Exercise inputs
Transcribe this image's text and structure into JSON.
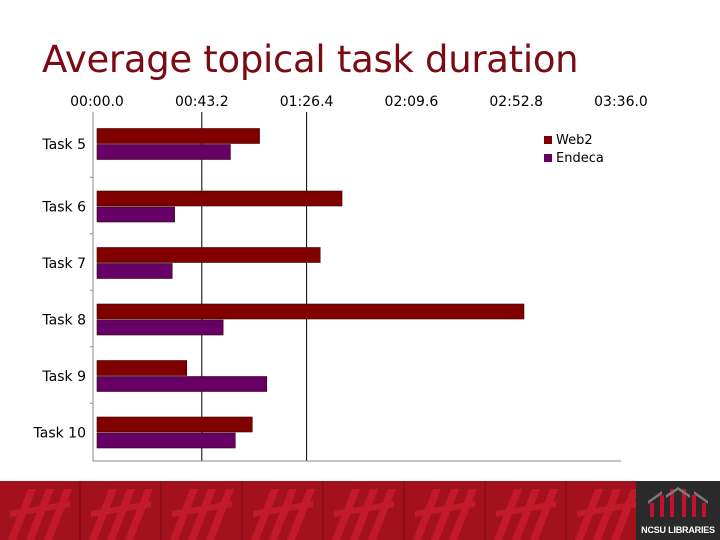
{
  "slide": {
    "title": "Average topical task duration"
  },
  "footer": {
    "logo_text": "NCSU LIBRARIES"
  },
  "chart_data": {
    "type": "bar",
    "orientation": "horizontal",
    "title": "Average topical task duration",
    "xlabel": "",
    "ylabel": "",
    "x_unit": "mm:ss.s",
    "xlim": [
      0,
      216
    ],
    "x_ticks": [
      0,
      43.2,
      86.4,
      129.6,
      172.8,
      216
    ],
    "x_tick_labels": [
      "00:00.0",
      "00:43.2",
      "01:26.4",
      "02:09.6",
      "02:52.8",
      "03:36.0"
    ],
    "x_axis_position": "top",
    "vertical_gridlines_at": [
      43.2,
      86.4
    ],
    "categories": [
      "Task 5",
      "Task 6",
      "Task 7",
      "Task 8",
      "Task 9",
      "Task 10"
    ],
    "series": [
      {
        "name": "Web2",
        "color": "#800000",
        "values": [
          67,
          101,
          92,
          176,
          37,
          64
        ]
      },
      {
        "name": "Endeca",
        "color": "#660066",
        "values": [
          55,
          32,
          31,
          52,
          70,
          57
        ]
      }
    ],
    "legend_position": "top-right"
  }
}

Given request
Which lines hold the word "topical"? Show each one.

Task result
    "title": "Average topical task duration"
    "title": "Average topical task duration",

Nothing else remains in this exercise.